WHAT IS EXPECTED: Set out every line bearing the string "педали".

--- start INPUT MATERIAL ---

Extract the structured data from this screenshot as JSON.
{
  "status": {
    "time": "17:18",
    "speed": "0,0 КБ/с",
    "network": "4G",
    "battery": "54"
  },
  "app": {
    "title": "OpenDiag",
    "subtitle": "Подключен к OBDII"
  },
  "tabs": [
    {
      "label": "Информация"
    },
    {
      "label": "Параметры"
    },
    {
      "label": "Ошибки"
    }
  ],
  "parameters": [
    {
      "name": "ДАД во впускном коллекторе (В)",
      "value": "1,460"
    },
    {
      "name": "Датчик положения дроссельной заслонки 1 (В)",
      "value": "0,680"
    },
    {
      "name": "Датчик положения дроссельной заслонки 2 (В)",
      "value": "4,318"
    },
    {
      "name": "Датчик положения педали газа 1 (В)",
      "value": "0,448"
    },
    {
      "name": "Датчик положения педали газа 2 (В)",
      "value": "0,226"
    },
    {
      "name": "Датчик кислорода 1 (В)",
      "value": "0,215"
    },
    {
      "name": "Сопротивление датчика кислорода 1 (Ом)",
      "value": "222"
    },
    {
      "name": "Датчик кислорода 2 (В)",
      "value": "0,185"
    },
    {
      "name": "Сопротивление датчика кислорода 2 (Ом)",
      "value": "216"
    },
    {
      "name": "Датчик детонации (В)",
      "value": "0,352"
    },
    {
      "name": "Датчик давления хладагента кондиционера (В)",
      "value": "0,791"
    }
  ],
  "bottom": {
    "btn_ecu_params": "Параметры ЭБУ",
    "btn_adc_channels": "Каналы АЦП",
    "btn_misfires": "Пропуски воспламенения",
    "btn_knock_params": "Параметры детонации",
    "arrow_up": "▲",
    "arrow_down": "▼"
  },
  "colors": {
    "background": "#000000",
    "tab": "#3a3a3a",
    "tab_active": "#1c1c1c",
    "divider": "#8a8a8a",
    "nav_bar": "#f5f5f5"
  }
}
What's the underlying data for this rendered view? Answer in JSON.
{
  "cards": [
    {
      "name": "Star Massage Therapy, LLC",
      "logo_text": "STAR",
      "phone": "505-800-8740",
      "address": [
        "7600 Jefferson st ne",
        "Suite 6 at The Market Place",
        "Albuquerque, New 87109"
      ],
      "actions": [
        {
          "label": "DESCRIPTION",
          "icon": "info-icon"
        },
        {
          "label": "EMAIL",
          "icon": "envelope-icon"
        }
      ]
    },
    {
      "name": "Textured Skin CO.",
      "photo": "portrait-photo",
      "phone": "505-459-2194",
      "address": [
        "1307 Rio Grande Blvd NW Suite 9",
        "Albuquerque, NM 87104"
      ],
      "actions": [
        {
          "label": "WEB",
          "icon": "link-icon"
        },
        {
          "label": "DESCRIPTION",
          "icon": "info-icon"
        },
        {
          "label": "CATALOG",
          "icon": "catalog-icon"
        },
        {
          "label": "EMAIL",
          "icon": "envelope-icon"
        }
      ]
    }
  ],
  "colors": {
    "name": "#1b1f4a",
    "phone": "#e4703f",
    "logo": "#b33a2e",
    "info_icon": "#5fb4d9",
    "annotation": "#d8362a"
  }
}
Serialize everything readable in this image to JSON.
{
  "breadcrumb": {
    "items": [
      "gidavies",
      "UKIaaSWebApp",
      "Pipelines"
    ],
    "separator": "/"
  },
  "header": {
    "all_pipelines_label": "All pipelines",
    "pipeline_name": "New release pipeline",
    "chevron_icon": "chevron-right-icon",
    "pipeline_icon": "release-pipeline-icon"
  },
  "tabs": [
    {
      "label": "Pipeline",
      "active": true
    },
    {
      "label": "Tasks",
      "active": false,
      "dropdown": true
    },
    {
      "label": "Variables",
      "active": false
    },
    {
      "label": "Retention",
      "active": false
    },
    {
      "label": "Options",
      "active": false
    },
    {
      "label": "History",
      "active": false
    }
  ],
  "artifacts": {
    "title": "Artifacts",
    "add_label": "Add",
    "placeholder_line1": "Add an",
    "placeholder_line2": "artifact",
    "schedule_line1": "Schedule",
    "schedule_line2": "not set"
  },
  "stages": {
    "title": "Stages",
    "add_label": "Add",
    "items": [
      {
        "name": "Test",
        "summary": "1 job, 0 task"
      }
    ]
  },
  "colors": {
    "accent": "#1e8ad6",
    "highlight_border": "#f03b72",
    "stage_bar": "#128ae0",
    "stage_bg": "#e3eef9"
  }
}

--- end INPUT MATERIAL ---

SOLUTION FOR THIS PROBLEM:
      "name": "Датчик положения педали газа 1 (В)",
      "name": "Датчик положения педали газа 2 (В)",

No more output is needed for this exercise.